[GIVEN REQUEST] Every line that contains the word "chevron" should be copied out.

[PROVIDED RECORDS]
******
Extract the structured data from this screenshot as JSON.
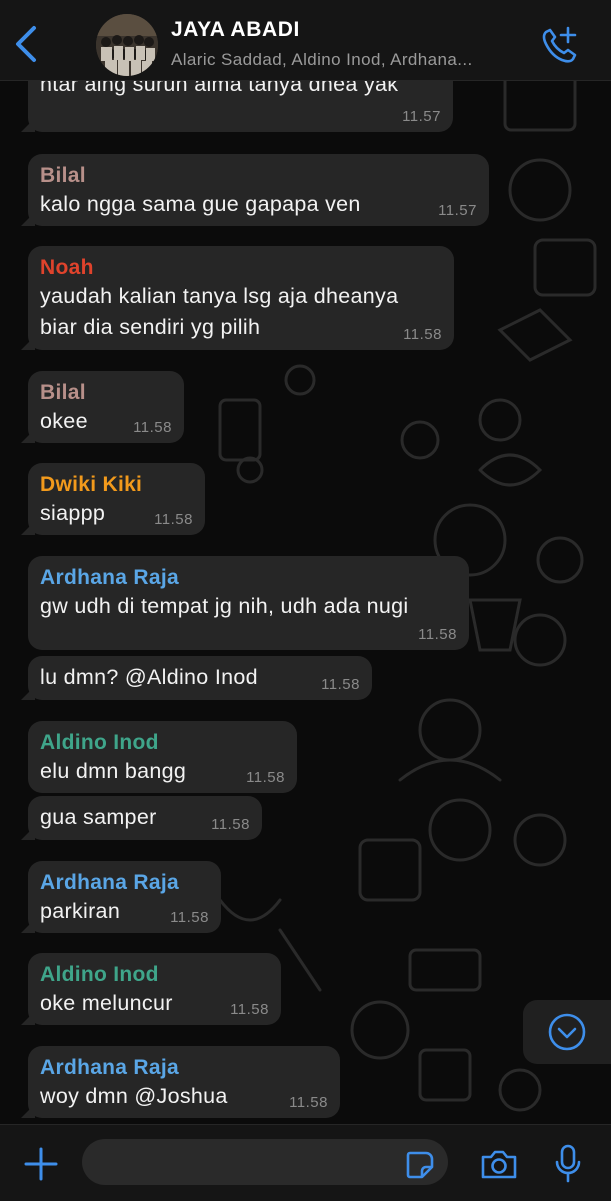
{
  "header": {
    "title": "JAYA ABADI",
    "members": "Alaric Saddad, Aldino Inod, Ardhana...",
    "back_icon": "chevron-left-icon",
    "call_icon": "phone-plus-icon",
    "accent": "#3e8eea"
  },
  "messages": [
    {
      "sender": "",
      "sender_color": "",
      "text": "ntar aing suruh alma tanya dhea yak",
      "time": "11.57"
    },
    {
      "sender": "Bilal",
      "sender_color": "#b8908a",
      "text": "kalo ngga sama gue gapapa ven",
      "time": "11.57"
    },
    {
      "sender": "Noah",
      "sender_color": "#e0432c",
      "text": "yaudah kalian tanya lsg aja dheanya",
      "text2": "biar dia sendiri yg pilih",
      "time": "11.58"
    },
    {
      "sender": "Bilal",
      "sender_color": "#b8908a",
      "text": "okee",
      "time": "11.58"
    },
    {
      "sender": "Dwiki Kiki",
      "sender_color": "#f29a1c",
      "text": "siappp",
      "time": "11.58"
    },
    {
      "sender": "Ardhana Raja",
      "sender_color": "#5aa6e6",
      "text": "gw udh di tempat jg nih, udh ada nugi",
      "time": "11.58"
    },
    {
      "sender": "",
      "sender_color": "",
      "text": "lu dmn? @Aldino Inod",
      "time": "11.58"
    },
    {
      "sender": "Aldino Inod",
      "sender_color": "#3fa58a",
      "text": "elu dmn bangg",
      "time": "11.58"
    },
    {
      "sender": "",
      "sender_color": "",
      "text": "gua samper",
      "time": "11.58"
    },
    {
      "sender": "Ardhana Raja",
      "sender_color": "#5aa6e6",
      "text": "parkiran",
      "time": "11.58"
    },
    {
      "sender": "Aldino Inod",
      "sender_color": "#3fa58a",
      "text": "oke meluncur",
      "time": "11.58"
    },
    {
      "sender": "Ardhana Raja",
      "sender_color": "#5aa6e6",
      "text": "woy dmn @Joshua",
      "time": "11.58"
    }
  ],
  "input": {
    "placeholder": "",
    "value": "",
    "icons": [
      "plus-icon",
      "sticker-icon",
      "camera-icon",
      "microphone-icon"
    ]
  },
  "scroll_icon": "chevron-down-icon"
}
******
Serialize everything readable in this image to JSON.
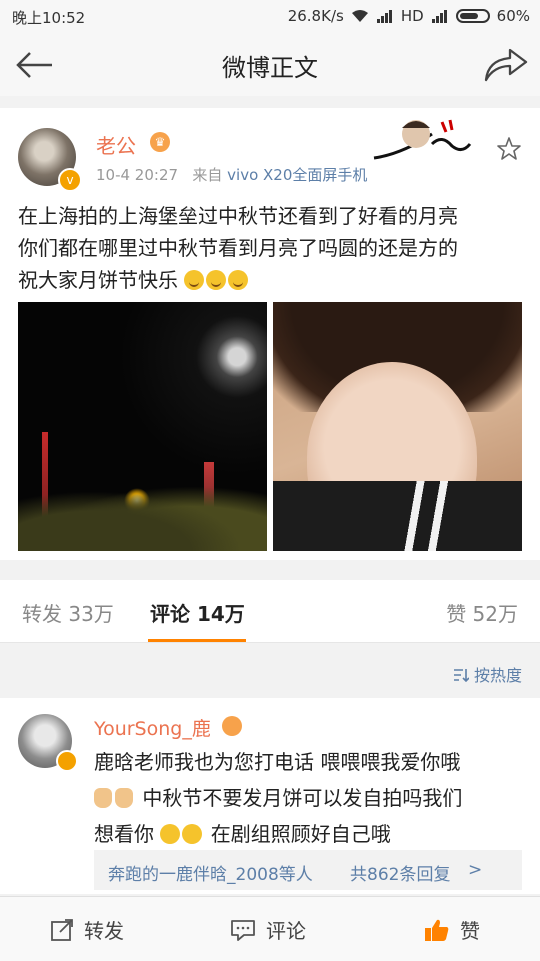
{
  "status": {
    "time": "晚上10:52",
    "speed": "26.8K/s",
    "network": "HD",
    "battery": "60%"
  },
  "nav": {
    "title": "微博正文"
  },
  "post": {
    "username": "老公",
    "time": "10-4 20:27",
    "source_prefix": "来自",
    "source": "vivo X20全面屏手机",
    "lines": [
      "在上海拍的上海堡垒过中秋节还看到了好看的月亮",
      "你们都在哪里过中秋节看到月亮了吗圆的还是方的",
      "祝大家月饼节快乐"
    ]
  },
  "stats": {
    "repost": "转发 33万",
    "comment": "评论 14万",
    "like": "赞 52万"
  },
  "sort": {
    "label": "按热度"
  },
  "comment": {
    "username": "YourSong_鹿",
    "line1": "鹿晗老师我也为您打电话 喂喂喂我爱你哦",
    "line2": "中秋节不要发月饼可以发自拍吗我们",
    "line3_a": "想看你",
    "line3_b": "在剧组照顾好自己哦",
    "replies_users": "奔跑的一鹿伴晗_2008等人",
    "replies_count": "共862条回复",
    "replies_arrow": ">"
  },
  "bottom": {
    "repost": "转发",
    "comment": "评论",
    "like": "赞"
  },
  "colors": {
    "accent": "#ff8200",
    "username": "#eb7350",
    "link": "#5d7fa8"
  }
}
******
[TASK RESPONSE]
    "back_icon": "chevron-left-icon",
  "scroll_icon": "chevron-down-icon"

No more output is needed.